**WHAT THIS TASK INVOLVES:**
Each record below must be returned exactly as shown.
— START OF DATA RECORDS —
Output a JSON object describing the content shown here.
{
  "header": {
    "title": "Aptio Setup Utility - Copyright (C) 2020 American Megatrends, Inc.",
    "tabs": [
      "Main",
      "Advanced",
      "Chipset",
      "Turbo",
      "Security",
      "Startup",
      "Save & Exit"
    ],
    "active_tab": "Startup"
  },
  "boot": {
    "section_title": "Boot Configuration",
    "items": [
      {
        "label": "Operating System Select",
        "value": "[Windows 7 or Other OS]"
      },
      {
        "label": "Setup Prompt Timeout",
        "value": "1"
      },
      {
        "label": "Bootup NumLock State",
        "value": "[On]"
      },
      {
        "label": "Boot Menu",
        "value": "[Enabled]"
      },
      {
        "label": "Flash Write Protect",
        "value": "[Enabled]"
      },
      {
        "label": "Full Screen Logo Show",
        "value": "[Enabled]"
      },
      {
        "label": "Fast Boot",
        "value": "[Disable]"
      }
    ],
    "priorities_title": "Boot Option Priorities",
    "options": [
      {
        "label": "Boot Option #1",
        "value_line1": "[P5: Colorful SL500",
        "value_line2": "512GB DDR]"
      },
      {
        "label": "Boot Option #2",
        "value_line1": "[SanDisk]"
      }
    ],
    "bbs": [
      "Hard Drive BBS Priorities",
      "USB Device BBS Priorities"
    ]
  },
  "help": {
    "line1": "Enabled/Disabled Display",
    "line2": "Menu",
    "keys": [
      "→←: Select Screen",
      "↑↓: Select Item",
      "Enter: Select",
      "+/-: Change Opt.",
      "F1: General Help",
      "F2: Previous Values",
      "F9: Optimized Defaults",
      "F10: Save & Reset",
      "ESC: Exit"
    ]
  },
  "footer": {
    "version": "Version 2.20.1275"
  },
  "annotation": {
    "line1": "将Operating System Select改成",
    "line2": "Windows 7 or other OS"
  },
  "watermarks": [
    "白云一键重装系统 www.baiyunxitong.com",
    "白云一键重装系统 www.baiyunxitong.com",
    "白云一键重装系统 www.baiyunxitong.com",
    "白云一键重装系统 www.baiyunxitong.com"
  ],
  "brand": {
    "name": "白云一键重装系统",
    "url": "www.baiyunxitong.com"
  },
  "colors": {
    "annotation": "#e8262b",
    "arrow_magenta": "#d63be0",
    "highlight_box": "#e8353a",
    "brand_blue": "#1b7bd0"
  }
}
— END OF DATA RECORDS —
**ANSWER FOR THIS EXERCISE:**
Output a JSON object describing the content shown here.
{
  "header": {
    "title": "Aptio Setup Utility - Copyright (C) 2020 American Megatrends, Inc.",
    "tabs": [
      "Main",
      "Advanced",
      "Chipset",
      "Turbo",
      "Security",
      "Startup",
      "Save & Exit"
    ],
    "active_tab": "Startup"
  },
  "boot": {
    "section_title": "Boot Configuration",
    "items": [
      {
        "label": "Operating System Select",
        "value": "[Windows 7 or Other OS]"
      },
      {
        "label": "Setup Prompt Timeout",
        "value": "1"
      },
      {
        "label": "Bootup NumLock State",
        "value": "[On]"
      },
      {
        "label": "Boot Menu",
        "value": "[Enabled]"
      },
      {
        "label": "Flash Write Protect",
        "value": "[Enabled]"
      },
      {
        "label": "Full Screen Logo Show",
        "value": "[Enabled]"
      },
      {
        "label": "Fast Boot",
        "value": "[Disable]"
      }
    ],
    "priorities_title": "Boot Option Priorities",
    "options": [
      {
        "label": "Boot Option #1",
        "value_line1": "[P5: Colorful SL500",
        "value_line2": "512GB DDR]"
      },
      {
        "label": "Boot Option #2",
        "value_line1": "[SanDisk]"
      }
    ],
    "bbs": [
      "Hard Drive BBS Priorities",
      "USB Device BBS Priorities"
    ]
  },
  "help": {
    "line1": "Enabled/Disabled Display",
    "line2": "Menu",
    "keys": [
      "→←: Select Screen",
      "↑↓: Select Item",
      "Enter: Select",
      "+/-: Change Opt.",
      "F1: General Help",
      "F2: Previous Values",
      "F9: Optimized Defaults",
      "F10: Save & Reset",
      "ESC: Exit"
    ]
  },
  "footer": {
    "version": "Version 2.20.1275"
  },
  "annotation": {
    "line1": "将Operating System Select改成",
    "line2": "Windows 7 or other OS"
  },
  "watermarks": [
    "白云一键重装系统 www.baiyunxitong.com",
    "白云一键重装系统 www.baiyunxitong.com",
    "白云一键重装系统 www.baiyunxitong.com",
    "白云一键重装系统 www.baiyunxitong.com"
  ],
  "brand": {
    "name": "白云一键重装系统",
    "url": "www.baiyunxitong.com"
  },
  "colors": {
    "annotation": "#e8262b",
    "arrow_magenta": "#d63be0",
    "highlight_box": "#e8353a",
    "brand_blue": "#1b7bd0"
  }
}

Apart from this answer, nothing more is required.